VR(Virtual Reality)は日本語では「仮想現実」と訳され、ヘッドマウントディスプレーのようなVR機器を使うと目の前に人工的な画像が映るが、まるで現実の映像のようなリアリティーがある。月面でも恐竜時代でも、時空を超えて体験できる。ARもVRも幅広く含む「MR(Mixed Reality)」という概念もある。
ARとVRをひとまとめにした「AR/VR」は、まぎれもない成長市場。IDCジャパンが2018年6月19日に発表したレポート「2022年までの世界AR/VR市場予測」では、2017年は140億米ドル(1兆5400億円)だった世界のAR/VR関連市場支出が、2018年には約1.9倍の270億米ドル(2兆9700億円)に、2022年には約15倍の2087億米ドル(22兆9870億円)になると予測される(以下、1米ドル=110円で計算)。
世界全体の2017~2022年の年間平均成長率は71.6%というハイペース。中でもアメリカは98.3%と、ほぼ倍増の勢いである。日本は17.9%と見劣りするが、国内ではどんな分野が伸びるのだろうか?
IDCジャパンでは2022年時点の日本のAR/VR各分野別の推定支出額を算出している。それによるとトップは58.6億ドル(6446億円)の「消費者向け」分野で、国内市場全体の88.0億米ドル(9680億円)の66.6%と、ちょうど3分の2を占める。それに次ぐのが「運輸」分野の12.6億ドル(1386億円)で14.3%。3位の「組立製造」分野以下のシェアは4%にも届かない。
トップの「消費者向け」分野で、シェアが最大で成長率も最大なのがAR/VRゲームで、日本でも「eスポーツ」の人気が盛り上がれば、普及に拍車がかかりそうだ。

## 求められること
AR/VR市場についての文章を、一字一句変えずにすべて抜き出してください。 AR/VR市場についての文章と、この後の項目には関係がありません。

## 情報
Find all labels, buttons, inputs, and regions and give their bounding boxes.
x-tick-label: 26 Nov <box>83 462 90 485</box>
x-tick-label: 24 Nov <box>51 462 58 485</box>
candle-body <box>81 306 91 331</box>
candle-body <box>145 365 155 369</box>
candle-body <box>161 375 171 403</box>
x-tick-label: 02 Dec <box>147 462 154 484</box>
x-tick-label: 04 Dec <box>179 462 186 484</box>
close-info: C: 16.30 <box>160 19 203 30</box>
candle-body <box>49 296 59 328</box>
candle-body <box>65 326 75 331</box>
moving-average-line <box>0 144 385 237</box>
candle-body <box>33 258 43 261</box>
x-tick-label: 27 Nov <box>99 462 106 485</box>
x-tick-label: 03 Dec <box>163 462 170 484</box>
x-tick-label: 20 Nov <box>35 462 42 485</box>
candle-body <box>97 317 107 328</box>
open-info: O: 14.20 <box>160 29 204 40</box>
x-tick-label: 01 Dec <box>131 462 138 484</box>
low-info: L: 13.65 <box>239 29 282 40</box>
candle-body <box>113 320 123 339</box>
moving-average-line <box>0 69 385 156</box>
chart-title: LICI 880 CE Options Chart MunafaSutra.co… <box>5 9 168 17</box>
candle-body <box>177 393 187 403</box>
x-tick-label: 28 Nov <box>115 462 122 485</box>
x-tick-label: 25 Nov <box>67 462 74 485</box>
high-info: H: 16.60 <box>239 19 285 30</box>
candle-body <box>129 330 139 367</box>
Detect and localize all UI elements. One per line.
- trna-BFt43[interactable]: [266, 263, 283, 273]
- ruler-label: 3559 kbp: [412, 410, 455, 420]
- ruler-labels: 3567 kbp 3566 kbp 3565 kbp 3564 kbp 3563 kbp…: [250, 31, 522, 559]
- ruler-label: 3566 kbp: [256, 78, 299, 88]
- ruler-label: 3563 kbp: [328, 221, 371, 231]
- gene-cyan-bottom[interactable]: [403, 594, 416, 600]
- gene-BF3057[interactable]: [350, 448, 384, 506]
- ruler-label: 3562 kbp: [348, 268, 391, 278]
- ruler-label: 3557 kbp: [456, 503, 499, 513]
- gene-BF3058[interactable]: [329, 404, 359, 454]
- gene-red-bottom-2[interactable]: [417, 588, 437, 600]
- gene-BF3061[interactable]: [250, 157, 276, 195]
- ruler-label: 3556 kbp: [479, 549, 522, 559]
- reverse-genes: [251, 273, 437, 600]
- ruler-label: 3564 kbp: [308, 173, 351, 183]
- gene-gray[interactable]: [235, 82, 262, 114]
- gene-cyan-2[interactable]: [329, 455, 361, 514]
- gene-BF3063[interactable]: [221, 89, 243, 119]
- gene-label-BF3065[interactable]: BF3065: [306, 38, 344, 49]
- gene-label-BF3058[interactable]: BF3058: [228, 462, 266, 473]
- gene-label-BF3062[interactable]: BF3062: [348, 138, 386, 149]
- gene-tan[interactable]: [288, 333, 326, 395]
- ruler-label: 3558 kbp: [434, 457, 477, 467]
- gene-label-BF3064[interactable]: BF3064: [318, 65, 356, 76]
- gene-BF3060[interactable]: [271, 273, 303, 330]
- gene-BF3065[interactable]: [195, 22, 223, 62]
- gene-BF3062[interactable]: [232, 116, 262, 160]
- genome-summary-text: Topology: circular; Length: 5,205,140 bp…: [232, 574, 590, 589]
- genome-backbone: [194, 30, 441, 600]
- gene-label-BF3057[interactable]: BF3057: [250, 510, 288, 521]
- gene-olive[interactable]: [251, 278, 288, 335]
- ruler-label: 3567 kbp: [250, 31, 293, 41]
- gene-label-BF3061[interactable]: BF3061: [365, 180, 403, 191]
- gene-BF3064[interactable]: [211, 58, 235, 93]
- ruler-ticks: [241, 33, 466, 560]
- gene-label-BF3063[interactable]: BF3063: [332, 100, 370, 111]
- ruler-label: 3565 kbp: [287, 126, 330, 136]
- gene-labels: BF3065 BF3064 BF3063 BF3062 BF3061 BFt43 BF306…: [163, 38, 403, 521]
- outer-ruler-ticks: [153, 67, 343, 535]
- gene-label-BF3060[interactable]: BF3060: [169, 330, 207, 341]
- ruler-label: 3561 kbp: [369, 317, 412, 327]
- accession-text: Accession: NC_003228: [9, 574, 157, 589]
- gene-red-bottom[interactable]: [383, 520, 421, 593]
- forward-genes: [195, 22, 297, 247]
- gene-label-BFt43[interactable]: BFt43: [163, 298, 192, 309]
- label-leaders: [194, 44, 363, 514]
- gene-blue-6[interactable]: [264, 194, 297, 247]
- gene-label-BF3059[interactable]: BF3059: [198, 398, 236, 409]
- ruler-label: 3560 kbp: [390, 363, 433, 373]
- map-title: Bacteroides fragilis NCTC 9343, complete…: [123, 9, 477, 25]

## 演習の解答
VR(Virtual Reality)は日本語では「仮想現実」と訳され、ヘッドマウントディスプレーのようなVR機器を使うと目の前に人工的な画像が映るが、まるで現実の映像のようなリアリティーがある。月面でも恐竜時代でも、時空を超えて体験できる。ARもVRも幅広く含む「MR(Mixed Reality)」という概念もある。
ARとVRをひとまとめにした「AR/VR」は、まぎれもない成長市場。IDCジャパンが2018年6月19日に発表したレポート「2022年までの世界AR/VR市場予測」では、2017年は140億米ドル(1兆5400億円)だった世界のAR/VR関連市場支出が、2018年には約1.9倍の270億米ドル(2兆9700億円)に、2022年には約15倍の2087億米ドル(22兆9870億円)になると予測される(以下、1米ドル=110円で計算)。
世界全体の2017~2022年の年間平均成長率は71.6%というハイペース。中でもアメリカは98.3%と、ほぼ倍増の勢いである。日本は17.9%と見劣りするが、国内ではどんな分野が伸びるのだろうか?
IDCジャパンでは2022年時点の日本のAR/VR各分野別の推定支出額を算出している。それによるとトップは58.6億ドル(6446億円)の「消費者向け」分野で、国内市場全体の88.0億米ドル(9680億円)の66.6%と、ちょうど3分の2を占める。それに次ぐのが「運輸」分野の12.6億ドル(1386億円)で14.3%。3位の「組立製造」分野以下のシェアは4%にも届かない。
トップの「消費者向け」分野で、シェアが最大で成長率も最大なのがAR/VRゲームで、日本でも「eスポーツ」の人気が盛り上がれば、普及に拍車がかかりそうだ。